**RECORDS TO USE:**

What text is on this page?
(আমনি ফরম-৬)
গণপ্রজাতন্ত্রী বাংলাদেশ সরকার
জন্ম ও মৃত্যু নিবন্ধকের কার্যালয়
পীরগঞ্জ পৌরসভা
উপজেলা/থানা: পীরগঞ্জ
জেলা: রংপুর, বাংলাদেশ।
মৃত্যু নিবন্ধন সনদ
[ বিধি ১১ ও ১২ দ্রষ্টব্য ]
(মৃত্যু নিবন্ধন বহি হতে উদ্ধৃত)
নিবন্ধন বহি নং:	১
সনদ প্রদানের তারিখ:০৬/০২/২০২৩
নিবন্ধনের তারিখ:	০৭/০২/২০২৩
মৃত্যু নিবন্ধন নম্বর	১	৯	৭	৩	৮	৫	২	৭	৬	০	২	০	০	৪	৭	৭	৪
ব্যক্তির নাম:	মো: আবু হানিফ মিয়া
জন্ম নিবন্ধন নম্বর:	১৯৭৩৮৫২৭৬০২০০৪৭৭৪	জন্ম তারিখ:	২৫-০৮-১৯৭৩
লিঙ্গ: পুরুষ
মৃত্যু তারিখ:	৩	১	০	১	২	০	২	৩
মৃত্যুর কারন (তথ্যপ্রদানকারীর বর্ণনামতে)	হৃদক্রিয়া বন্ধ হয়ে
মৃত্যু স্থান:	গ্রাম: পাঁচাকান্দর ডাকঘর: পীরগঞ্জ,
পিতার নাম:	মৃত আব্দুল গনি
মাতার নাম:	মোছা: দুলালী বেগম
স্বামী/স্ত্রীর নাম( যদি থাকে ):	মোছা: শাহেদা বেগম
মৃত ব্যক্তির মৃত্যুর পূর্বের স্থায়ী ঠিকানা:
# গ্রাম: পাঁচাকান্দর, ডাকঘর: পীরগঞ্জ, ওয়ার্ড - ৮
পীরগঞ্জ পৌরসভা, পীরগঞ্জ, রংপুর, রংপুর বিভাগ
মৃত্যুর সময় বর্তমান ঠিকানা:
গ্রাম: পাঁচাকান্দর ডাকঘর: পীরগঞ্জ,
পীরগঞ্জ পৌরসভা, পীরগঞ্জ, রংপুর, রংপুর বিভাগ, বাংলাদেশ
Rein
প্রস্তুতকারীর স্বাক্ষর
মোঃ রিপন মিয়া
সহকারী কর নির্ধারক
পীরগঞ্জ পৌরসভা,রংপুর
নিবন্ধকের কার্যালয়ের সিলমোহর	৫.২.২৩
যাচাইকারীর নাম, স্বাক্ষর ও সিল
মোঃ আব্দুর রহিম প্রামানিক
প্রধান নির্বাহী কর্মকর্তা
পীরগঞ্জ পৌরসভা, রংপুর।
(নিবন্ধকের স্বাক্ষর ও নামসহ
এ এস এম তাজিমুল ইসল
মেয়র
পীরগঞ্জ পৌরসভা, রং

**WHAT TO DO:**
Each record must be returned exactly as it is written.

**PROBLEM SOLUTION:**
What text is on this page?
(আমনি ফরম-৬)
গণপ্রজাতন্ত্রী বাংলাদেশ সরকার
জন্ম ও মৃত্যু নিবন্ধকের কার্যালয়
পীরগঞ্জ পৌরসভা
উপজেলা/থানা: পীরগঞ্জ
জেলা: রংপুর, বাংলাদেশ।
মৃত্যু নিবন্ধন সনদ
[ বিধি ১১ ও ১২ দ্রষ্টব্য ]
(মৃত্যু নিবন্ধন বহি হতে উদ্ধৃত)
নিবন্ধন বহি নং:	১
সনদ প্রদানের তারিখ:০৬/০২/২০২৩
নিবন্ধনের তারিখ:	০৭/০২/২০২৩
মৃত্যু নিবন্ধন নম্বর	১	৯	৭	৩	৮	৫	২	৭	৬	০	২	০	০	৪	৭	৭	৪
ব্যক্তির নাম:	মো: আবু হানিফ মিয়া
জন্ম নিবন্ধন নম্বর:	১৯৭৩৮৫২৭৬০২০০৪৭৭৪	জন্ম তারিখ:	২৫-০৮-১৯৭৩
লিঙ্গ: পুরুষ
মৃত্যু তারিখ:	৩	১	০	১	২	০	২	৩
মৃত্যুর কারন (তথ্যপ্রদানকারীর বর্ণনামতে)	হৃদক্রিয়া বন্ধ হয়ে
মৃত্যু স্থান:	গ্রাম: পাঁচাকান্দর ডাকঘর: পীরগঞ্জ,
পিতার নাম:	মৃত আব্দুল গনি
মাতার নাম:	মোছা: দুলালী বেগম
স্বামী/স্ত্রীর নাম( যদি থাকে ):	মোছা: শাহেদা বেগম
মৃত ব্যক্তির মৃত্যুর পূর্বের স্থায়ী ঠিকানা:
# গ্রাম: পাঁচাকান্দর, ডাকঘর: পীরগঞ্জ, ওয়ার্ড - ৮
পীরগঞ্জ পৌরসভা, পীরগঞ্জ, রংপুর, রংপুর বিভাগ
মৃত্যুর সময় বর্তমান ঠিকানা:
গ্রাম: পাঁচাকান্দর ডাকঘর: পীরগঞ্জ,
পীরগঞ্জ পৌরসভা, পীরগঞ্জ, রংপুর, রংপুর বিভাগ, বাংলাদেশ
Rein
প্রস্তুতকারীর স্বাক্ষর
মোঃ রিপন মিয়া
সহকারী কর নির্ধারক
পীরগঞ্জ পৌরসভা,রংপুর
নিবন্ধকের কার্যালয়ের সিলমোহর	৫.২.২৩
যাচাইকারীর নাম, স্বাক্ষর ও সিল
মোঃ আব্দুর রহিম প্রামানিক
প্রধান নির্বাহী কর্মকর্তা
পীরগঞ্জ পৌরসভা, রংপুর।
(নিবন্ধকের স্বাক্ষর ও নামসহ
এ এস এম তাজিমুল ইসল
মেয়র
পীরগঞ্জ পৌরসভা, রং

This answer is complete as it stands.